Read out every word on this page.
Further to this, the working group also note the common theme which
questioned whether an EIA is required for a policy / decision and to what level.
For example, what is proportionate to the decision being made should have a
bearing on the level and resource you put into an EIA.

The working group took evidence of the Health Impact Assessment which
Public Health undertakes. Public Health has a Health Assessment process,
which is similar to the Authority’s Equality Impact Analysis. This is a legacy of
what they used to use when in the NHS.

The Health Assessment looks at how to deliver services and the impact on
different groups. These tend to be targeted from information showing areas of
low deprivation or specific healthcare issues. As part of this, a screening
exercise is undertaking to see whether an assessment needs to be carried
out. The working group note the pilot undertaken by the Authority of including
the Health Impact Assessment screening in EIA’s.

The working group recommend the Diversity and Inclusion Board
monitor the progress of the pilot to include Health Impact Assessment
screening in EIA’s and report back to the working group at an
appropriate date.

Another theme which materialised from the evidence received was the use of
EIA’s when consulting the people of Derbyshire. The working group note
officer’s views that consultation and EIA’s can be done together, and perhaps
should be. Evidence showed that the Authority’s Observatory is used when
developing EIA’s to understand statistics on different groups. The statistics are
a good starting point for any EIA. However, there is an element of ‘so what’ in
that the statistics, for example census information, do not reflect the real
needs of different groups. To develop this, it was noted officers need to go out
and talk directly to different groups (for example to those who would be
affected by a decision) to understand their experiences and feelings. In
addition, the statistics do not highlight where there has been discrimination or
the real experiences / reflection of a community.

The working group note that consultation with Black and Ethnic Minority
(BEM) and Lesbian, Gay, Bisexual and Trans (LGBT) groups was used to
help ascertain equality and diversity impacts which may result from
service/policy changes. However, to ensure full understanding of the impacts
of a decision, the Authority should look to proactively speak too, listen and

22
---*---
## Aim of the exercise
Repeat all the records. Match each line exactly.

## Task answer
Read out every word on this page.
Further to this, the working group also note the common theme which
questioned whether an EIA is required for a policy / decision and to what level.
For example, what is proportionate to the decision being made should have a
bearing on the level and resource you put into an EIA.

The working group took evidence of the Health Impact Assessment which
Public Health undertakes. Public Health has a Health Assessment process,
which is similar to the Authority’s Equality Impact Analysis. This is a legacy of
what they used to use when in the NHS.

The Health Assessment looks at how to deliver services and the impact on
different groups. These tend to be targeted from information showing areas of
low deprivation or specific healthcare issues. As part of this, a screening
exercise is undertaking to see whether an assessment needs to be carried
out. The working group note the pilot undertaken by the Authority of including
the Health Impact Assessment screening in EIA’s.

The working group recommend the Diversity and Inclusion Board
monitor the progress of the pilot to include Health Impact Assessment
screening in EIA’s and report back to the working group at an
appropriate date.

Another theme which materialised from the evidence received was the use of
EIA’s when consulting the people of Derbyshire. The working group note
officer’s views that consultation and EIA’s can be done together, and perhaps
should be. Evidence showed that the Authority’s Observatory is used when
developing EIA’s to understand statistics on different groups. The statistics are
a good starting point for any EIA. However, there is an element of ‘so what’ in
that the statistics, for example census information, do not reflect the real
needs of different groups. To develop this, it was noted officers need to go out
and talk directly to different groups (for example to those who would be
affected by a decision) to understand their experiences and feelings. In
addition, the statistics do not highlight where there has been discrimination or
the real experiences / reflection of a community.

The working group note that consultation with Black and Ethnic Minority
(BEM) and Lesbian, Gay, Bisexual and Trans (LGBT) groups was used to
help ascertain equality and diversity impacts which may result from
service/policy changes. However, to ensure full understanding of the impacts
of a decision, the Authority should look to proactively speak too, listen and

22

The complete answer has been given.